Supplied records -
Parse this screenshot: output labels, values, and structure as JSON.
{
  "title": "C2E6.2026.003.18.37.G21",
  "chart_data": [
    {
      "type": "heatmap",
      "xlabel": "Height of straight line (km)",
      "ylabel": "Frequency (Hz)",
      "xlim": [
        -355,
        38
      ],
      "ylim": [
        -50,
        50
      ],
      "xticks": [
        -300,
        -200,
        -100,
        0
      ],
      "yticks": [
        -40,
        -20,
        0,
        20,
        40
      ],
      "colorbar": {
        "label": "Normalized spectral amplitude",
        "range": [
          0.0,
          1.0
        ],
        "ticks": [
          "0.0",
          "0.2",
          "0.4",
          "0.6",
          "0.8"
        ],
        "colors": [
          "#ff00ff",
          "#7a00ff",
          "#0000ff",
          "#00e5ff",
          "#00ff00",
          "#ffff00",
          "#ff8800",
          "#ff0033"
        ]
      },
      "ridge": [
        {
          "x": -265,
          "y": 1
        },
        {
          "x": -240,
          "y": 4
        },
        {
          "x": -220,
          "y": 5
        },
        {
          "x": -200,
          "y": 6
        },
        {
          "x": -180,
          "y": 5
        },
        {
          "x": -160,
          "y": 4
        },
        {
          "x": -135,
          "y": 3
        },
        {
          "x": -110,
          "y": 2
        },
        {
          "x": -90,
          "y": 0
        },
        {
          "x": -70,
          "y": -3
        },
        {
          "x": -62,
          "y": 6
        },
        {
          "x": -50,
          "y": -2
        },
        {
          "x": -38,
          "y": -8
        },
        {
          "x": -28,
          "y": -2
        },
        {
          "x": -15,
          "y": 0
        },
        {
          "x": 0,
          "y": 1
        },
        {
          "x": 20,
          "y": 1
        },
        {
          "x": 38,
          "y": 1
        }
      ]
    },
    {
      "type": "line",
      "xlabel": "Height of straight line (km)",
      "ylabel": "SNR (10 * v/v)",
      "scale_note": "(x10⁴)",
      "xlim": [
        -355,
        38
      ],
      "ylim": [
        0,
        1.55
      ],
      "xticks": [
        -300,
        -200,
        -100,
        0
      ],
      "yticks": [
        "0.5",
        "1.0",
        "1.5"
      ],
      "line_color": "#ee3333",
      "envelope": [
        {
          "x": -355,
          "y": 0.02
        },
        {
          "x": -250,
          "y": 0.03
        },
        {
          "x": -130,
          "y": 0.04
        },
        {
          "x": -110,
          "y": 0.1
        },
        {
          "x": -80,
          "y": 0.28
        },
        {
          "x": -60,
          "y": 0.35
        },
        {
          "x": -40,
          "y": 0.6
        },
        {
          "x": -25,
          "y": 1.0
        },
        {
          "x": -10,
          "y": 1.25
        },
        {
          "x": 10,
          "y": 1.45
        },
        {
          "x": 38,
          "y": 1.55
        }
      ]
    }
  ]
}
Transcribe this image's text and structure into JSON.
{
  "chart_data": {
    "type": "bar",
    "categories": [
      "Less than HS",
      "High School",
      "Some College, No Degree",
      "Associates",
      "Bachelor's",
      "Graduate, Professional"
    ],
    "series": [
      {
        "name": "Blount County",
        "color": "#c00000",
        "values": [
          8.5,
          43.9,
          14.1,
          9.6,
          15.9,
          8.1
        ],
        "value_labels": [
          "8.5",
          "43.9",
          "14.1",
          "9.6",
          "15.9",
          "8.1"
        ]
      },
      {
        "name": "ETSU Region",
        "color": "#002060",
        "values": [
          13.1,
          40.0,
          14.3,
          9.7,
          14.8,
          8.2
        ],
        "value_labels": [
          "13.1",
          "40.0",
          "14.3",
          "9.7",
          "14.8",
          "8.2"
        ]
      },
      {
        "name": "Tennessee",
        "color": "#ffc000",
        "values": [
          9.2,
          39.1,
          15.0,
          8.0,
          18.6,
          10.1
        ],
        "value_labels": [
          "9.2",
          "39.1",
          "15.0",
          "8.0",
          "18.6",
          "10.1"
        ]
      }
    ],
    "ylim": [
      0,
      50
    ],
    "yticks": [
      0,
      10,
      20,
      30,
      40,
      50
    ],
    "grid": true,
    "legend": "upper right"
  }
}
* * *
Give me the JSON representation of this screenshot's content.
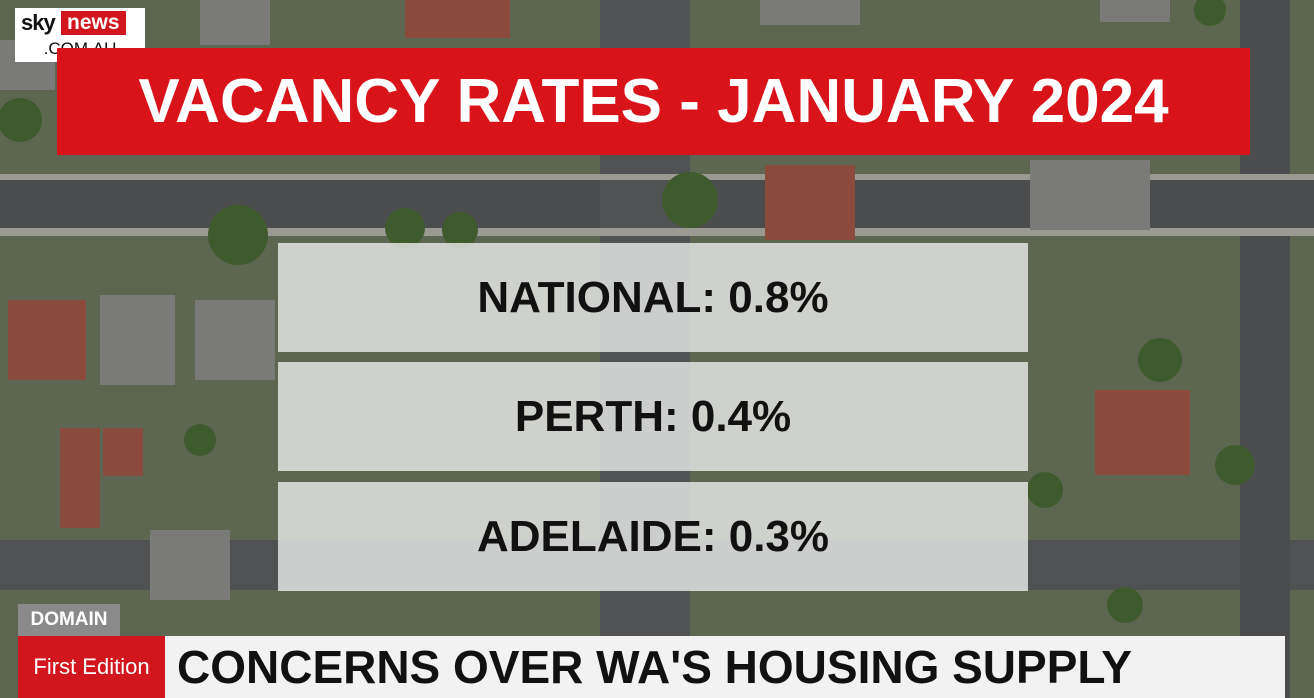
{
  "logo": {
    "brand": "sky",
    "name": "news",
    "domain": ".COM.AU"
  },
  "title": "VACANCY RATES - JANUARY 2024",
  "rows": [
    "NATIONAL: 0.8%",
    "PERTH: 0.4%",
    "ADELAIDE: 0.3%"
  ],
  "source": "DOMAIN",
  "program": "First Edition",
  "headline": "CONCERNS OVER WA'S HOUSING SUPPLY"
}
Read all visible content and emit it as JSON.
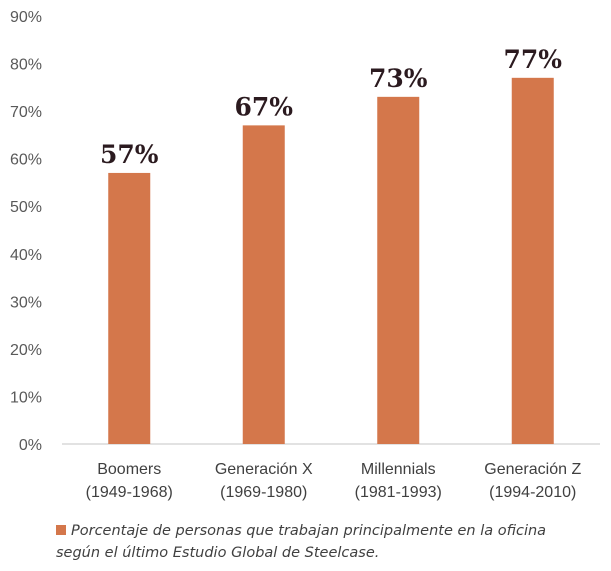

What the exercise asks -
Repeat only the lines from the one with "Give me the" down to the one with "Read all visible content and emit it as JSON.", word for word and both included, and leave the pictures out.

Answer below -
Give me the JSON representation of this screenshot's content.
{
  "logo": {
    "brand": "sky",
    "name": "news",
    "domain": ".COM.AU"
  },
  "title": "VACANCY RATES - JANUARY 2024",
  "rows": [
    "NATIONAL: 0.8%",
    "PERTH: 0.4%",
    "ADELAIDE: 0.3%"
  ],
  "source": "DOMAIN",
  "program": "First Edition",
  "headline": "CONCERNS OVER WA'S HOUSING SUPPLY"
}
Read all visible content and emit it as JSON.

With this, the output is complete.